### GIVEN EXERCISE
The records below must be output exactly, without pictures.

### DATA FOR PROCESSING
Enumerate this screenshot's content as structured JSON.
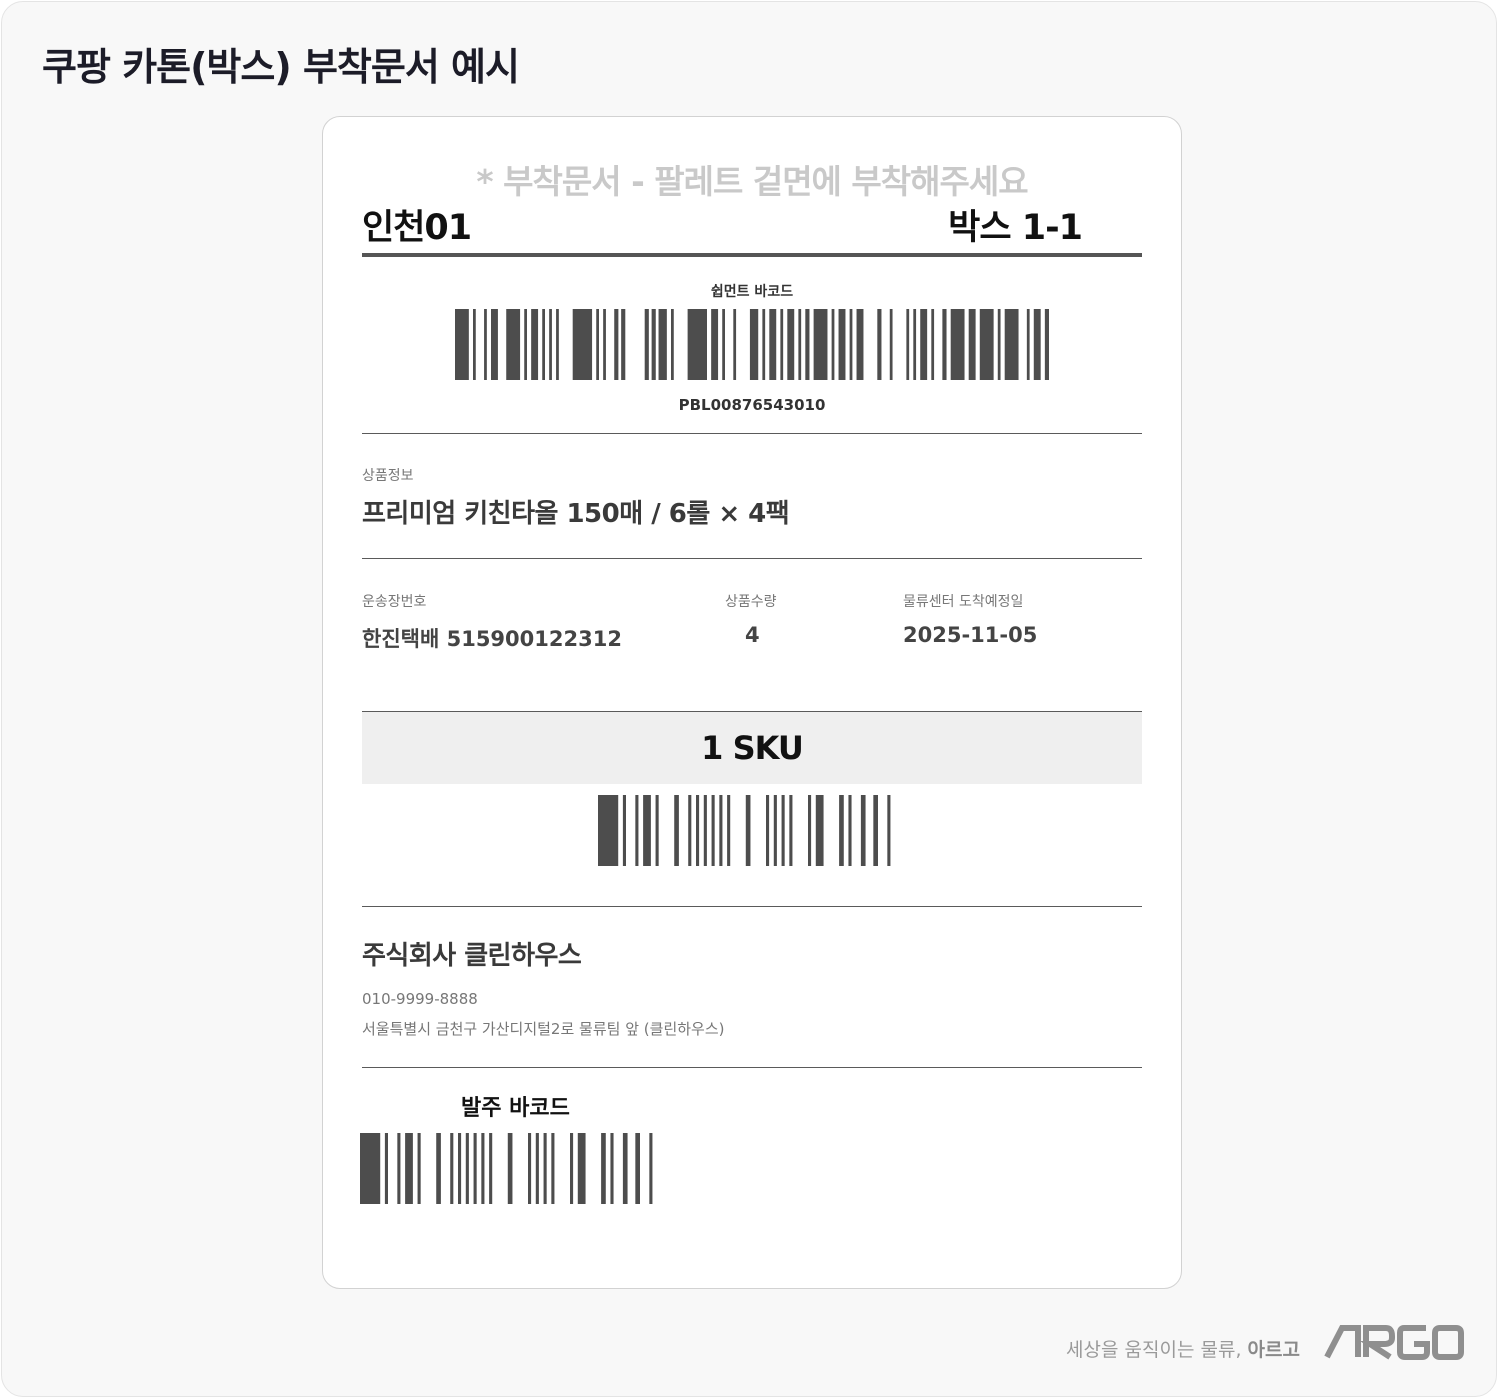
{
  "page": {
    "title": "쿠팡 카톤(박스) 부착문서 예시"
  },
  "label": {
    "notice": "* 부착문서 - 팔레트 겉면에 부착해주세요",
    "center": "인천01",
    "box": "박스 1-1",
    "shipment": {
      "title": "쉽먼트 바코드",
      "code": "PBL00876543010",
      "bars": [
        10,
        3,
        2,
        6,
        2,
        3,
        5,
        6,
        10,
        3,
        2,
        3,
        5,
        3,
        2,
        3,
        2,
        3,
        2,
        10,
        14,
        3,
        2,
        3,
        2,
        6,
        3,
        2,
        3,
        14,
        3,
        2,
        3,
        2,
        6,
        3,
        2,
        10,
        14,
        3,
        5,
        3,
        2,
        6,
        2,
        10,
        6,
        3,
        2,
        3,
        5,
        3,
        2,
        3,
        5,
        3,
        2,
        3,
        3,
        3,
        10,
        3,
        2,
        3,
        5,
        3,
        2,
        3,
        5,
        10,
        3,
        6,
        2,
        10,
        2,
        3,
        2,
        3,
        5,
        3,
        2,
        6,
        3,
        3,
        10,
        3,
        5,
        3,
        10,
        3,
        2,
        3,
        10,
        6,
        2,
        3,
        5,
        3,
        3
      ]
    },
    "product_label": "상품정보",
    "product": "프리미엄 키친타올 150매 / 6롤 × 4팩",
    "tracking_label": "운송장번호",
    "tracking": "한진택배 515900122312",
    "qty_label": "상품수량",
    "qty": "4",
    "eta_label": "물류센터 도착예정일",
    "eta": "2025-11-05",
    "sku": "1 SKU",
    "sku_bars": [
      13,
      3,
      2,
      6,
      2,
      3,
      5,
      3,
      2,
      10,
      3,
      6,
      2,
      3,
      2,
      3,
      2,
      3,
      2,
      3,
      2,
      3,
      2,
      10,
      3,
      10,
      2,
      3,
      2,
      3,
      2,
      3,
      2,
      10,
      2,
      3,
      5,
      10,
      3,
      3,
      2,
      6,
      3,
      5,
      3,
      6,
      2,
      10
    ],
    "company": "주식회사 클린하우스",
    "phone": "010-9999-8888",
    "address": "서울특별시 금천구 가산디지털2로 물류팀 앞 (클린하우스)",
    "po_label": "발주 바코드",
    "po_bars": [
      13,
      3,
      2,
      6,
      2,
      3,
      5,
      3,
      2,
      10,
      3,
      6,
      2,
      3,
      2,
      3,
      2,
      3,
      2,
      3,
      2,
      3,
      2,
      10,
      3,
      10,
      2,
      3,
      2,
      3,
      2,
      3,
      2,
      10,
      2,
      3,
      5,
      10,
      3,
      3,
      2,
      6,
      3,
      5,
      3,
      6,
      2,
      10
    ]
  },
  "footer": {
    "slogan": "세상을 움직이는 물류,",
    "slogan_brand": "아르고",
    "logo": "ARGO"
  },
  "colors": {
    "bar": "#4d4d4d",
    "title": "#1c1c28",
    "notice": "#c9c9c9"
  }
}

### RESULT OF THE EXERCISE
Enumerate this screenshot's content as structured JSON.
{
  "page": {
    "title": "쿠팡 카톤(박스) 부착문서 예시"
  },
  "label": {
    "notice": "* 부착문서 - 팔레트 겉면에 부착해주세요",
    "center": "인천01",
    "box": "박스 1-1",
    "shipment": {
      "title": "쉽먼트 바코드",
      "code": "PBL00876543010",
      "bars": [
        10,
        3,
        2,
        6,
        2,
        3,
        5,
        6,
        10,
        3,
        2,
        3,
        5,
        3,
        2,
        3,
        2,
        3,
        2,
        10,
        14,
        3,
        2,
        3,
        2,
        6,
        3,
        2,
        3,
        14,
        3,
        2,
        3,
        2,
        6,
        3,
        2,
        10,
        14,
        3,
        5,
        3,
        2,
        6,
        2,
        10,
        6,
        3,
        2,
        3,
        5,
        3,
        2,
        3,
        5,
        3,
        2,
        3,
        3,
        3,
        10,
        3,
        2,
        3,
        5,
        3,
        2,
        3,
        5,
        10,
        3,
        6,
        2,
        10,
        2,
        3,
        2,
        3,
        5,
        3,
        2,
        6,
        3,
        3,
        10,
        3,
        5,
        3,
        10,
        3,
        2,
        3,
        10,
        6,
        2,
        3,
        5,
        3,
        3
      ]
    },
    "product_label": "상품정보",
    "product": "프리미엄 키친타올 150매 / 6롤 × 4팩",
    "tracking_label": "운송장번호",
    "tracking": "한진택배 515900122312",
    "qty_label": "상품수량",
    "qty": "4",
    "eta_label": "물류센터 도착예정일",
    "eta": "2025-11-05",
    "sku": "1 SKU",
    "sku_bars": [
      13,
      3,
      2,
      6,
      2,
      3,
      5,
      3,
      2,
      10,
      3,
      6,
      2,
      3,
      2,
      3,
      2,
      3,
      2,
      3,
      2,
      3,
      2,
      10,
      3,
      10,
      2,
      3,
      2,
      3,
      2,
      3,
      2,
      10,
      2,
      3,
      5,
      10,
      3,
      3,
      2,
      6,
      3,
      5,
      3,
      6,
      2,
      10
    ],
    "company": "주식회사 클린하우스",
    "phone": "010-9999-8888",
    "address": "서울특별시 금천구 가산디지털2로 물류팀 앞 (클린하우스)",
    "po_label": "발주 바코드",
    "po_bars": [
      13,
      3,
      2,
      6,
      2,
      3,
      5,
      3,
      2,
      10,
      3,
      6,
      2,
      3,
      2,
      3,
      2,
      3,
      2,
      3,
      2,
      3,
      2,
      10,
      3,
      10,
      2,
      3,
      2,
      3,
      2,
      3,
      2,
      10,
      2,
      3,
      5,
      10,
      3,
      3,
      2,
      6,
      3,
      5,
      3,
      6,
      2,
      10
    ]
  },
  "footer": {
    "slogan": "세상을 움직이는 물류,",
    "slogan_brand": "아르고",
    "logo": "ARGO"
  },
  "colors": {
    "bar": "#4d4d4d",
    "title": "#1c1c28",
    "notice": "#c9c9c9"
  }
}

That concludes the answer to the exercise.